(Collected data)
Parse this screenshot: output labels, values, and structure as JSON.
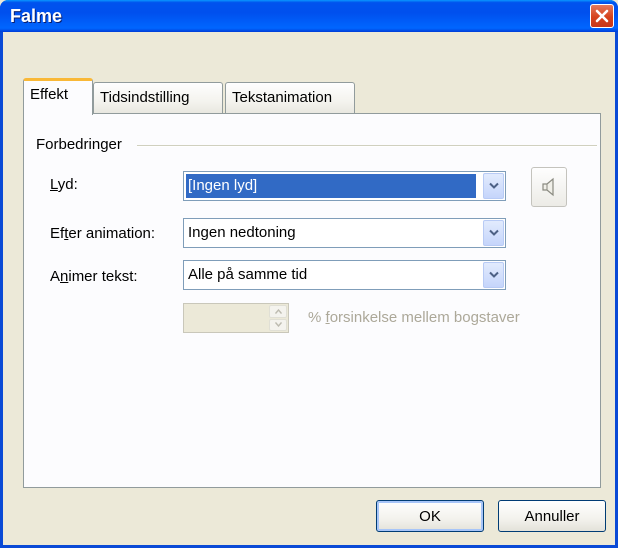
{
  "window": {
    "title": "Falme"
  },
  "tabs": [
    {
      "label": "Effekt",
      "active": true
    },
    {
      "label": "Tidsindstilling",
      "active": false
    },
    {
      "label": "Tekstanimation",
      "active": false
    }
  ],
  "group": {
    "label": "Forbedringer"
  },
  "fields": {
    "sound": {
      "label_pre": "",
      "label_u": "L",
      "label_post": "yd:",
      "value": "[Ingen lyd]"
    },
    "after_animation": {
      "label_pre": "Ef",
      "label_u": "t",
      "label_post": "er animation:",
      "value": "Ingen nedtoning"
    },
    "animate_text": {
      "label_pre": "A",
      "label_u": "n",
      "label_post": "imer tekst:",
      "value": "Alle på samme tid"
    },
    "delay": {
      "value": "",
      "label_pre": "% ",
      "label_u": "f",
      "label_post": "orsinkelse mellem bogstaver"
    }
  },
  "buttons": {
    "ok": "OK",
    "cancel": "Annuller"
  },
  "icons": {
    "close": "close-icon",
    "speaker": "speaker-icon",
    "dropdown": "chevron-down-icon"
  },
  "colors": {
    "titlebar": "#0054e3",
    "selection": "#316ac5",
    "tab_highlight": "#f9b837"
  }
}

▶ [SHORT PROBLEM]: Copy each line of the listing in which the word "Ingen" can be found.

▶ [COMPLETE ANSWER]:
      "value": "[Ingen lyd]"
      "value": "Ingen nedtoning"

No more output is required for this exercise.